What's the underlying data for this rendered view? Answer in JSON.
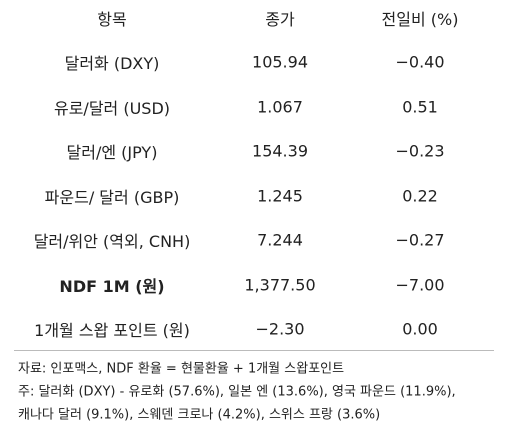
{
  "table": {
    "header": [
      "항목",
      "종가",
      "전일비 (%)"
    ],
    "rows": [
      [
        "달러화 (DXY)",
        "105.94",
        "−0.40"
      ],
      [
        "유로/달러 (USD)",
        "1.067",
        "0.51"
      ],
      [
        "달러/엔 (JPY)",
        "154.39",
        "−0.23"
      ],
      [
        "파운드/ 달러 (GBP)",
        "1.245",
        "0.22"
      ],
      [
        "달러/위안 (역외, CNH)",
        "7.244",
        "−0.27"
      ],
      [
        "NDF 1M (원)",
        "1,377.50",
        "−7.00"
      ],
      [
        "1개월 스왑 포인트 (원)",
        "−2.30",
        "0.00"
      ]
    ]
  },
  "notes": [
    "자료: 인포맥스, NDF 환율 = 현물환율 + 1개월 스왑포인트",
    "주: 달러화 (DXY) - 유로화 (57.6%), 일본 엔 (13.6%), 영국 파운드 (11.9%),",
    "캐나다 달러 (9.1%), 스웨덴 크로나 (4.2%), 스위스 프랑 (3.6%)"
  ]
}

### [Required task]
Leave images out of the retyped records; keep all else exact.

### [Answer to the problem]
What's the underlying data for this rendered view? Answer in JSON.
{
  "table": {
    "header": [
      "항목",
      "종가",
      "전일비 (%)"
    ],
    "rows": [
      [
        "달러화 (DXY)",
        "105.94",
        "−0.40"
      ],
      [
        "유로/달러 (USD)",
        "1.067",
        "0.51"
      ],
      [
        "달러/엔 (JPY)",
        "154.39",
        "−0.23"
      ],
      [
        "파운드/ 달러 (GBP)",
        "1.245",
        "0.22"
      ],
      [
        "달러/위안 (역외, CNH)",
        "7.244",
        "−0.27"
      ],
      [
        "NDF 1M (원)",
        "1,377.50",
        "−7.00"
      ],
      [
        "1개월 스왑 포인트 (원)",
        "−2.30",
        "0.00"
      ]
    ]
  },
  "notes": [
    "자료: 인포맥스, NDF 환율 = 현물환율 + 1개월 스왑포인트",
    "주: 달러화 (DXY) - 유로화 (57.6%), 일본 엔 (13.6%), 영국 파운드 (11.9%),",
    "캐나다 달러 (9.1%), 스웨덴 크로나 (4.2%), 스위스 프랑 (3.6%)"
  ]
}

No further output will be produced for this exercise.